::: TEXT PROVIDED

Tolerabilities of Artemisinin-Based Combination Drugs among Patients with Uncomplicated Malaria in a Tertiary Institution Benin City, Nigeria
|Aghahowa SE1*, Obianwu HO1 and Isah AO2|
|1Department of Pharmacology and Toxicology, University of Benin, Benin City, Nigeria|
|2Department of Medicine, School of Medicine, University of Benin, Benin City, Nigeria|
|Corresponding Author :||Aghahowa SE
Department of Pharmacology and Toxicology
Faculty of Pharmacy, PMB1154
University of Benin, Benin City, Nigeria
E-mail: [email protected]
|Received September 08, 2014; Accepted September 29, 2014; Published Octorber 01, 2014|
|Citation: Aghahowa SE, Obianwu HO, Isah AO (2014) Tolerabilities of Artemisinin-Based Combination Drugs among Patients with Uncomplicated Malaria in a Tertiary Institution Benin City, Nigeria. Clin Pharmacol Biopharm 3:123. doi:10.4172/2167-065X.1000123|
|Copyright:2014 Aghahowa SE, et al. This is an open-access article distributed under the terms of the Creative Commons Attribution License, which permits unrestricted use, distribution, and reproduction in any medium, provided the original author and source are credited.|
Background: The policy governing the treatment of malaria in Nigeria was changed in 2005 instituting the Artemisinin-Based Combination Therapies [ACTs] as first-line Drugs instead of Chloroquine due to rapidly developing resistance of Plasmodium falciparum.
Methodology: The tolerability to [ACTs] was assessed in patients using a structured questionnaire and Visual analogue scale. These instruments were distributed systematically among the patients that presented with uncomplicated malaria after obtaining consent from the University of Benin Teaching Hospital, Benin City, Nigeria.
Results: Among the five hundred and twenty patients that participated in the tolerability assessment of four different types of ACTs, male and female ratio was 1.3:1, Mean age 32.06 ± 2.3 years [Mean ± SD]. Artemether-Lumefantrine was the most frequently utilized and most tolerable. Two hundred and five [52.69%] respondents reported with forty-one different types of adverse effects of nine major systemic classes. Body weakness was the most frequent adverse effects reported in 112[54.63%] respondents. Adverse effects were significantly dependent on the type of ACTs used p<0.05; these were found to be most common with Artesunate-Mefloquine. Eleven patients were hospitalized due to very severe Body weakness and Dizziness. These severities were found common with Artesunate-Amodiaquine and Artesunate- Mefloqunie respectively. Despite the adverse effects, four hundred and seventy-six respondents (91.53%) were willing to repeat ACTs another time they have malaria. There were significant differences in symptomatic response on Days 0, 1, 2, 3, 7, 14 and 28 (p<0.05). 93% respondents felt extremely sick on Day 0, 68% had persistent fever on the third day of treatment and 71% had improved response after day 7.
Conclusion: Anecdotal reports showed that ACTs have a modest tolerability, they are therefore recommended for patients that have uncomplicated malaria.

::::::
::: DATA UNDER STUDY

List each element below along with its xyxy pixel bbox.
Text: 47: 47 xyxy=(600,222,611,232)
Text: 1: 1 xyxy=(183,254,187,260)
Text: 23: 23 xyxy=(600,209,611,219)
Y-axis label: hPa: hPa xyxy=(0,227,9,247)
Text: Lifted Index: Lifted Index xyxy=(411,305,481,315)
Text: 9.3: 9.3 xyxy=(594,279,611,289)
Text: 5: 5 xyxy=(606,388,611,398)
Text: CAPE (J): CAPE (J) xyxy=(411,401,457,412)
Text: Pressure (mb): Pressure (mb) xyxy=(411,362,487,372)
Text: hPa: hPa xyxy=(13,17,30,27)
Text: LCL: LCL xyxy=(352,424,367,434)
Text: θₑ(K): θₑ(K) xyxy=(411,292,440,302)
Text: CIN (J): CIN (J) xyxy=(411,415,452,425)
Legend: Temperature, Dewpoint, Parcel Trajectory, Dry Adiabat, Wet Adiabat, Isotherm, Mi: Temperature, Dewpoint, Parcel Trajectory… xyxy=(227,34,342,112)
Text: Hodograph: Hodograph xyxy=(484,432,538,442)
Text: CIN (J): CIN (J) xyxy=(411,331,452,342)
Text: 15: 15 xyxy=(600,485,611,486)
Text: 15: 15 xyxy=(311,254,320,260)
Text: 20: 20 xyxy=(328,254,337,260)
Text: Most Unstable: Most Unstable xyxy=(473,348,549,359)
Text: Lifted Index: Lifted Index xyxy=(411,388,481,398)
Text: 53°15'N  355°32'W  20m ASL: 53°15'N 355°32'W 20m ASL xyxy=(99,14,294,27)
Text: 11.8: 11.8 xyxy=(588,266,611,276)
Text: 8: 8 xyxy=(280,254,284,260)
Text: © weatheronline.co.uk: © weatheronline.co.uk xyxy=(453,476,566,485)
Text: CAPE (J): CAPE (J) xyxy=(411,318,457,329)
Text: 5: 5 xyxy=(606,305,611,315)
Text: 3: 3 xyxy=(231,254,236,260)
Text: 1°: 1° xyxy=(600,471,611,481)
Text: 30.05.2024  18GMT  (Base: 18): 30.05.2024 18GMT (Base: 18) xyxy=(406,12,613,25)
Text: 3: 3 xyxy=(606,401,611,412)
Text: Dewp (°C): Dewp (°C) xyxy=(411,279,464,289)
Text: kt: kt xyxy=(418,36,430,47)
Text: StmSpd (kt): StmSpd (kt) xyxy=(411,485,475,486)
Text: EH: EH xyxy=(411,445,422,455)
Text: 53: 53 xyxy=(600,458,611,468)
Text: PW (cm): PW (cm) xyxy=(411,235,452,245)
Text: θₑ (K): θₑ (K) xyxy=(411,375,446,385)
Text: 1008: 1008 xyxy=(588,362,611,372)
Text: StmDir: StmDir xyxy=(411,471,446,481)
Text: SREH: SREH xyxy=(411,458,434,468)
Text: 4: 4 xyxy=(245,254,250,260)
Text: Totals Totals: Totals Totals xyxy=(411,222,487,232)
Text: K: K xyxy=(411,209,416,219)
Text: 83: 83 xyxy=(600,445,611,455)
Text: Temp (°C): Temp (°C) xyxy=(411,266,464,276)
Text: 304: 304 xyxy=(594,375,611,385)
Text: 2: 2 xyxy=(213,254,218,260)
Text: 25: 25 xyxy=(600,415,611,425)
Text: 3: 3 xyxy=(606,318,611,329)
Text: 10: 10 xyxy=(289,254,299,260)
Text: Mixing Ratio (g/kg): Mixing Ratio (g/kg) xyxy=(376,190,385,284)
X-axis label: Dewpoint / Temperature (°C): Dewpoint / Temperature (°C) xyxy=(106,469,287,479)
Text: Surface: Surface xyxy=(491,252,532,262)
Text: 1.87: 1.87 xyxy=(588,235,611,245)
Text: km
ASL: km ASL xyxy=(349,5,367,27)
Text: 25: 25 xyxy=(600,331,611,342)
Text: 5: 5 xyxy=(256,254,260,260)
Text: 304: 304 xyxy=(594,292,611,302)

::::::

§ PROBLEMS AND TASKS
A) Duplicate the stretch of the malaria tolerability abstract from "Conclusion: Anecdotal reports" through "have uncomplicated malaria.".
B) According to the malaria tolerability abstract, which ACT was the most frequently utilized and most tolerable?

§ RESULTS FOR THE EXERCISE
A)
Conclusion: Anecdotal reports showed that ACTs have a modest tolerability, they are therefore recommended for patients that have uncomplicated malaria.

B) Artemether-Lumefantrine